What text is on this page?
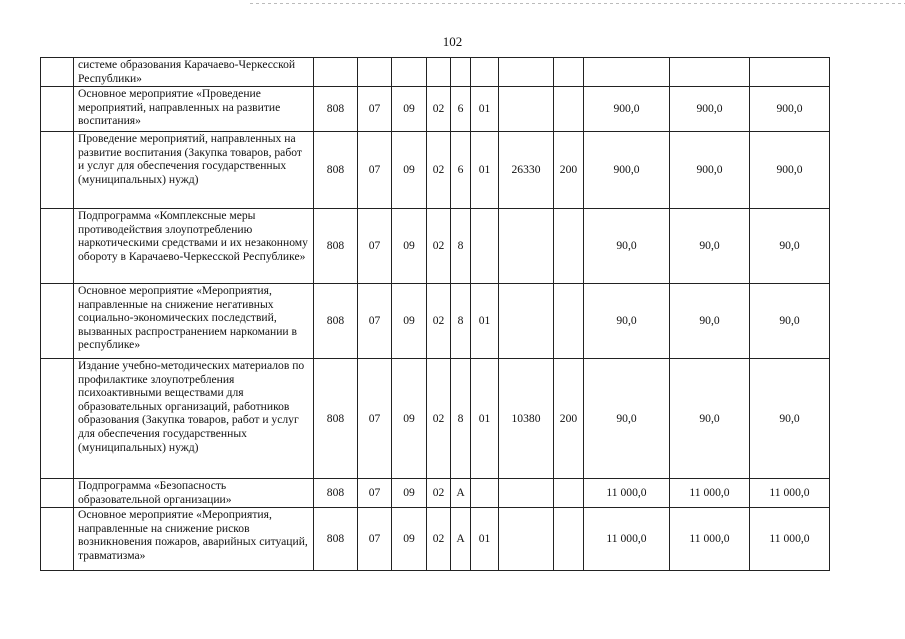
102
	системе образования Карачаево-Черкесской Республики»											
	Основное мероприятие «Проведение мероприятий, направленных на развитие воспитания»	808	07	09	02	6	01			900,0	900,0	900,0
	Проведение мероприятий, направленных на развитие воспитания (Закупка товаров, работ и услуг для обеспечения государственных (муниципальных) нужд)	808	07	09	02	6	01	26330	200	900,0	900,0	900,0
	Подпрограмма «Комплексные меры противодействия злоупотреблению наркотическими средствами и их незаконному обороту в Карачаево-Черкесской Республике»	808	07	09	02	8				90,0	90,0	90,0
	Основное мероприятие «Мероприятия, направленные на снижение негативных социально-экономических последствий, вызванных распространением наркомании в республике»	808	07	09	02	8	01			90,0	90,0	90,0
	Издание учебно-методических материалов по профилактике злоупотребления психоактивными веществами для образовательных организаций, работников образования (Закупка товаров, работ и услуг для обеспечения государственных (муниципальных) нужд)	808	07	09	02	8	01	10380	200	90,0	90,0	90,0
	Подпрограмма «Безопасность образовательной организации»	808	07	09	02	А				11 000,0	11 000,0	11 000,0
	Основное мероприятие «Мероприятия, направленные на снижение рисков возникновения пожаров, аварийных ситуаций, травматизма»	808	07	09	02	А	01			11 000,0	11 000,0	11 000,0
· · ·
■ The task ■
Output each line exactly; omit every picture.

■ Result below ■
What text is on this page?
102
	системе образования Карачаево-Черкесской Республики»											
	Основное мероприятие «Проведение мероприятий, направленных на развитие воспитания»	808	07	09	02	6	01			900,0	900,0	900,0
	Проведение мероприятий, направленных на развитие воспитания (Закупка товаров, работ и услуг для обеспечения государственных (муниципальных) нужд)	808	07	09	02	6	01	26330	200	900,0	900,0	900,0
	Подпрограмма «Комплексные меры противодействия злоупотреблению наркотическими средствами и их незаконному обороту в Карачаево-Черкесской Республике»	808	07	09	02	8				90,0	90,0	90,0
	Основное мероприятие «Мероприятия, направленные на снижение негативных социально-экономических последствий, вызванных распространением наркомании в республике»	808	07	09	02	8	01			90,0	90,0	90,0
	Издание учебно-методических материалов по профилактике злоупотребления психоактивными веществами для образовательных организаций, работников образования (Закупка товаров, работ и услуг для обеспечения государственных (муниципальных) нужд)	808	07	09	02	8	01	10380	200	90,0	90,0	90,0
	Подпрограмма «Безопасность образовательной организации»	808	07	09	02	А				11 000,0	11 000,0	11 000,0
	Основное мероприятие «Мероприятия, направленные на снижение рисков возникновения пожаров, аварийных ситуаций, травматизма»	808	07	09	02	А	01			11 000,0	11 000,0	11 000,0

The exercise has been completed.